=== YOUR TASK ===
Restate the listing exactly and in full.

=== DATASET CONTENT ===
[Start of section]

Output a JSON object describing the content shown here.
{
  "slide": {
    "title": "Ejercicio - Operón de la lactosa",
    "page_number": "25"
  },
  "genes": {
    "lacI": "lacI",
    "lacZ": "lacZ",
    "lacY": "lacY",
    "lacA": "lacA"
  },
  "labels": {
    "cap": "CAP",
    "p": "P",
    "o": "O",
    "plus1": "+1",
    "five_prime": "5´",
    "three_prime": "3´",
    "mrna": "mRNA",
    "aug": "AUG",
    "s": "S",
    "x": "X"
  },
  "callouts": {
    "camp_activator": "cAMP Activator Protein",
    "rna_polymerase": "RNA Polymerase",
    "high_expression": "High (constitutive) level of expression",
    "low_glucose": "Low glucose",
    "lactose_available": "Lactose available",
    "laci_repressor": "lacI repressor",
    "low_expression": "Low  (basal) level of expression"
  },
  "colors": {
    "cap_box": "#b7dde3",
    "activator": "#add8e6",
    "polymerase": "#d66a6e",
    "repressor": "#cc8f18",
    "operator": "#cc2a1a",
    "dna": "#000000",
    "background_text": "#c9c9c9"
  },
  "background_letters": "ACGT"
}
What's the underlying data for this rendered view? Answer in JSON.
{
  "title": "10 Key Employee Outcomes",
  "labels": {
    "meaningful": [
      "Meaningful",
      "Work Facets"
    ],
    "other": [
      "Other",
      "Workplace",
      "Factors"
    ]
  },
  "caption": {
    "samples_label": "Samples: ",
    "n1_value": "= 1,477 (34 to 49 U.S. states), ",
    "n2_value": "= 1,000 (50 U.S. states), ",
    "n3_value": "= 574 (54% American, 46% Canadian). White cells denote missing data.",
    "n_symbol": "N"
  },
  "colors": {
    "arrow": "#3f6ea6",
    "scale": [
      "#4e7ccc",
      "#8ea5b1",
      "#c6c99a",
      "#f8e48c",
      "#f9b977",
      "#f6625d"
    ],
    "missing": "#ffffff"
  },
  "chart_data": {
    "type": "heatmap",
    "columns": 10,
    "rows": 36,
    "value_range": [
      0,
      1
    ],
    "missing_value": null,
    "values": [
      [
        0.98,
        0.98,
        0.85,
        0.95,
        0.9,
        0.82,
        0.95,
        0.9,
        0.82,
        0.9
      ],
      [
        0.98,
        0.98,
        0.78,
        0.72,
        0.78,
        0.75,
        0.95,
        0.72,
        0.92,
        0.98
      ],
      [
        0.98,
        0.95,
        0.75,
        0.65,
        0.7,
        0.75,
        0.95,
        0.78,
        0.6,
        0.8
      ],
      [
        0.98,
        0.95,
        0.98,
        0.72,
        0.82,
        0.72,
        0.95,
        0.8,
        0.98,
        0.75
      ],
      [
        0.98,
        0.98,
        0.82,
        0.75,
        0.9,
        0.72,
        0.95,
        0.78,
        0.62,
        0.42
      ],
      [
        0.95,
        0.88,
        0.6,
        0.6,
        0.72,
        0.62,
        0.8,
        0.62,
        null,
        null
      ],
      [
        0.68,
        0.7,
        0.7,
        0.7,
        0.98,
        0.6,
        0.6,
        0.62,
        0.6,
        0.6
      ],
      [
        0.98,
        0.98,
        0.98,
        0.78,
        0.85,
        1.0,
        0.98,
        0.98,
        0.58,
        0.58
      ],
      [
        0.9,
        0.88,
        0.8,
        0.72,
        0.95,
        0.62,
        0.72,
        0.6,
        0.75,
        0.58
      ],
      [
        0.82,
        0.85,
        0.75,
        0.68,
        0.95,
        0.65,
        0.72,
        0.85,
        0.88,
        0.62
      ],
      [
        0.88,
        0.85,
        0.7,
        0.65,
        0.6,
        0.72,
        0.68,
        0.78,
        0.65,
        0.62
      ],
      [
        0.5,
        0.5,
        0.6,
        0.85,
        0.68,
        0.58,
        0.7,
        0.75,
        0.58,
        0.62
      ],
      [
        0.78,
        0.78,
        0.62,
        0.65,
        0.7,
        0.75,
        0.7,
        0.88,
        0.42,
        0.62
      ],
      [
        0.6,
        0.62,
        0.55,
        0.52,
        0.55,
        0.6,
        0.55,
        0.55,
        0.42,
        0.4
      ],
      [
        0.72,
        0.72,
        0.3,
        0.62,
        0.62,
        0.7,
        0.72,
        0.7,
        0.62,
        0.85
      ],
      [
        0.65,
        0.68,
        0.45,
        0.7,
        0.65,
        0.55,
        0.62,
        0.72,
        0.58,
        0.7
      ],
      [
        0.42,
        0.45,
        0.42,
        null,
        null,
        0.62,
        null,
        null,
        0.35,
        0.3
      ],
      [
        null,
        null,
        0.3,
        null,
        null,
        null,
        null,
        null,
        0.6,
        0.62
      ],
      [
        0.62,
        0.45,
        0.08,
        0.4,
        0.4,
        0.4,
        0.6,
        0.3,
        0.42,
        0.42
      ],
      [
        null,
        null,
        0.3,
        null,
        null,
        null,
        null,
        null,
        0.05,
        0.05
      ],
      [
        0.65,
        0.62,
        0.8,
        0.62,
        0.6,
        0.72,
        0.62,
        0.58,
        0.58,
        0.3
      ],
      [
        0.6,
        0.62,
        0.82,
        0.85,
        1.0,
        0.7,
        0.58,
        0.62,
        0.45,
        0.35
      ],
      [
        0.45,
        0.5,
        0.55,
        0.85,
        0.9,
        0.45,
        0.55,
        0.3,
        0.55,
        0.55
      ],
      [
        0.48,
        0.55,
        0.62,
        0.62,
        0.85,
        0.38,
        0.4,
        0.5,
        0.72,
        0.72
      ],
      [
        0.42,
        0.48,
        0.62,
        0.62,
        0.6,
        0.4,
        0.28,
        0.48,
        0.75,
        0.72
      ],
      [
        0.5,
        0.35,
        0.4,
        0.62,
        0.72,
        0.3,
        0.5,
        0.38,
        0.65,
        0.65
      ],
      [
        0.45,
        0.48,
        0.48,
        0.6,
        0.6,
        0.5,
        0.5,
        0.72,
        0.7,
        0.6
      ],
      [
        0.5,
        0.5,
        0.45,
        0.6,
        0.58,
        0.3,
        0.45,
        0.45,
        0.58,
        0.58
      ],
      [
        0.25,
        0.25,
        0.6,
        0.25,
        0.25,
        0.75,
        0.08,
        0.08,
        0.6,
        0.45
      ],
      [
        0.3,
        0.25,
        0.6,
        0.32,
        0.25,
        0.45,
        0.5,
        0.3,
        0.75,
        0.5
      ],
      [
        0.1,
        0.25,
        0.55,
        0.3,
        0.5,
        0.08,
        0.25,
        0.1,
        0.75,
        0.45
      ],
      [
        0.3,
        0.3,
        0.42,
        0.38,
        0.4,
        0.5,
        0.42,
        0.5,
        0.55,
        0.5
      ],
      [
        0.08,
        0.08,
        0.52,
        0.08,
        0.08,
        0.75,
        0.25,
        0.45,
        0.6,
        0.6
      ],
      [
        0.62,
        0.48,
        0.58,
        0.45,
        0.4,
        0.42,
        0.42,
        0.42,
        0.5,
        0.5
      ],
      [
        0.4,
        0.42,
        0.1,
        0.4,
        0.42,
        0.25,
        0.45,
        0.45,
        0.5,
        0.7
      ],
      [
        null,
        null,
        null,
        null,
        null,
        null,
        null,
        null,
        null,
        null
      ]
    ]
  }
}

[End of section]

=== SOLUTION FOR THIS PROBLEM ===
Output a JSON object describing the content shown here.
{
  "slide": {
    "title": "Ejercicio - Operón de la lactosa",
    "page_number": "25"
  },
  "genes": {
    "lacI": "lacI",
    "lacZ": "lacZ",
    "lacY": "lacY",
    "lacA": "lacA"
  },
  "labels": {
    "cap": "CAP",
    "p": "P",
    "o": "O",
    "plus1": "+1",
    "five_prime": "5´",
    "three_prime": "3´",
    "mrna": "mRNA",
    "aug": "AUG",
    "s": "S",
    "x": "X"
  },
  "callouts": {
    "camp_activator": "cAMP Activator Protein",
    "rna_polymerase": "RNA Polymerase",
    "high_expression": "High (constitutive) level of expression",
    "low_glucose": "Low glucose",
    "lactose_available": "Lactose available",
    "laci_repressor": "lacI repressor",
    "low_expression": "Low  (basal) level of expression"
  },
  "colors": {
    "cap_box": "#b7dde3",
    "activator": "#add8e6",
    "polymerase": "#d66a6e",
    "repressor": "#cc8f18",
    "operator": "#cc2a1a",
    "dna": "#000000",
    "background_text": "#c9c9c9"
  },
  "background_letters": "ACGT"
}
What's the underlying data for this rendered view? Answer in JSON.
{
  "title": "10 Key Employee Outcomes",
  "labels": {
    "meaningful": [
      "Meaningful",
      "Work Facets"
    ],
    "other": [
      "Other",
      "Workplace",
      "Factors"
    ]
  },
  "caption": {
    "samples_label": "Samples: ",
    "n1_value": "= 1,477 (34 to 49 U.S. states), ",
    "n2_value": "= 1,000 (50 U.S. states), ",
    "n3_value": "= 574 (54% American, 46% Canadian). White cells denote missing data.",
    "n_symbol": "N"
  },
  "colors": {
    "arrow": "#3f6ea6",
    "scale": [
      "#4e7ccc",
      "#8ea5b1",
      "#c6c99a",
      "#f8e48c",
      "#f9b977",
      "#f6625d"
    ],
    "missing": "#ffffff"
  },
  "chart_data": {
    "type": "heatmap",
    "columns": 10,
    "rows": 36,
    "value_range": [
      0,
      1
    ],
    "missing_value": null,
    "values": [
      [
        0.98,
        0.98,
        0.85,
        0.95,
        0.9,
        0.82,
        0.95,
        0.9,
        0.82,
        0.9
      ],
      [
        0.98,
        0.98,
        0.78,
        0.72,
        0.78,
        0.75,
        0.95,
        0.72,
        0.92,
        0.98
      ],
      [
        0.98,
        0.95,
        0.75,
        0.65,
        0.7,
        0.75,
        0.95,
        0.78,
        0.6,
        0.8
      ],
      [
        0.98,
        0.95,
        0.98,
        0.72,
        0.82,
        0.72,
        0.95,
        0.8,
        0.98,
        0.75
      ],
      [
        0.98,
        0.98,
        0.82,
        0.75,
        0.9,
        0.72,
        0.95,
        0.78,
        0.62,
        0.42
      ],
      [
        0.95,
        0.88,
        0.6,
        0.6,
        0.72,
        0.62,
        0.8,
        0.62,
        null,
        null
      ],
      [
        0.68,
        0.7,
        0.7,
        0.7,
        0.98,
        0.6,
        0.6,
        0.62,
        0.6,
        0.6
      ],
      [
        0.98,
        0.98,
        0.98,
        0.78,
        0.85,
        1.0,
        0.98,
        0.98,
        0.58,
        0.58
      ],
      [
        0.9,
        0.88,
        0.8,
        0.72,
        0.95,
        0.62,
        0.72,
        0.6,
        0.75,
        0.58
      ],
      [
        0.82,
        0.85,
        0.75,
        0.68,
        0.95,
        0.65,
        0.72,
        0.85,
        0.88,
        0.62
      ],
      [
        0.88,
        0.85,
        0.7,
        0.65,
        0.6,
        0.72,
        0.68,
        0.78,
        0.65,
        0.62
      ],
      [
        0.5,
        0.5,
        0.6,
        0.85,
        0.68,
        0.58,
        0.7,
        0.75,
        0.58,
        0.62
      ],
      [
        0.78,
        0.78,
        0.62,
        0.65,
        0.7,
        0.75,
        0.7,
        0.88,
        0.42,
        0.62
      ],
      [
        0.6,
        0.62,
        0.55,
        0.52,
        0.55,
        0.6,
        0.55,
        0.55,
        0.42,
        0.4
      ],
      [
        0.72,
        0.72,
        0.3,
        0.62,
        0.62,
        0.7,
        0.72,
        0.7,
        0.62,
        0.85
      ],
      [
        0.65,
        0.68,
        0.45,
        0.7,
        0.65,
        0.55,
        0.62,
        0.72,
        0.58,
        0.7
      ],
      [
        0.42,
        0.45,
        0.42,
        null,
        null,
        0.62,
        null,
        null,
        0.35,
        0.3
      ],
      [
        null,
        null,
        0.3,
        null,
        null,
        null,
        null,
        null,
        0.6,
        0.62
      ],
      [
        0.62,
        0.45,
        0.08,
        0.4,
        0.4,
        0.4,
        0.6,
        0.3,
        0.42,
        0.42
      ],
      [
        null,
        null,
        0.3,
        null,
        null,
        null,
        null,
        null,
        0.05,
        0.05
      ],
      [
        0.65,
        0.62,
        0.8,
        0.62,
        0.6,
        0.72,
        0.62,
        0.58,
        0.58,
        0.3
      ],
      [
        0.6,
        0.62,
        0.82,
        0.85,
        1.0,
        0.7,
        0.58,
        0.62,
        0.45,
        0.35
      ],
      [
        0.45,
        0.5,
        0.55,
        0.85,
        0.9,
        0.45,
        0.55,
        0.3,
        0.55,
        0.55
      ],
      [
        0.48,
        0.55,
        0.62,
        0.62,
        0.85,
        0.38,
        0.4,
        0.5,
        0.72,
        0.72
      ],
      [
        0.42,
        0.48,
        0.62,
        0.62,
        0.6,
        0.4,
        0.28,
        0.48,
        0.75,
        0.72
      ],
      [
        0.5,
        0.35,
        0.4,
        0.62,
        0.72,
        0.3,
        0.5,
        0.38,
        0.65,
        0.65
      ],
      [
        0.45,
        0.48,
        0.48,
        0.6,
        0.6,
        0.5,
        0.5,
        0.72,
        0.7,
        0.6
      ],
      [
        0.5,
        0.5,
        0.45,
        0.6,
        0.58,
        0.3,
        0.45,
        0.45,
        0.58,
        0.58
      ],
      [
        0.25,
        0.25,
        0.6,
        0.25,
        0.25,
        0.75,
        0.08,
        0.08,
        0.6,
        0.45
      ],
      [
        0.3,
        0.25,
        0.6,
        0.32,
        0.25,
        0.45,
        0.5,
        0.3,
        0.75,
        0.5
      ],
      [
        0.1,
        0.25,
        0.55,
        0.3,
        0.5,
        0.08,
        0.25,
        0.1,
        0.75,
        0.45
      ],
      [
        0.3,
        0.3,
        0.42,
        0.38,
        0.4,
        0.5,
        0.42,
        0.5,
        0.55,
        0.5
      ],
      [
        0.08,
        0.08,
        0.52,
        0.08,
        0.08,
        0.75,
        0.25,
        0.45,
        0.6,
        0.6
      ],
      [
        0.62,
        0.48,
        0.58,
        0.45,
        0.4,
        0.42,
        0.42,
        0.42,
        0.5,
        0.5
      ],
      [
        0.4,
        0.42,
        0.1,
        0.4,
        0.42,
        0.25,
        0.45,
        0.45,
        0.5,
        0.7
      ],
      [
        null,
        null,
        null,
        null,
        null,
        null,
        null,
        null,
        null,
        null
      ]
    ]
  }
}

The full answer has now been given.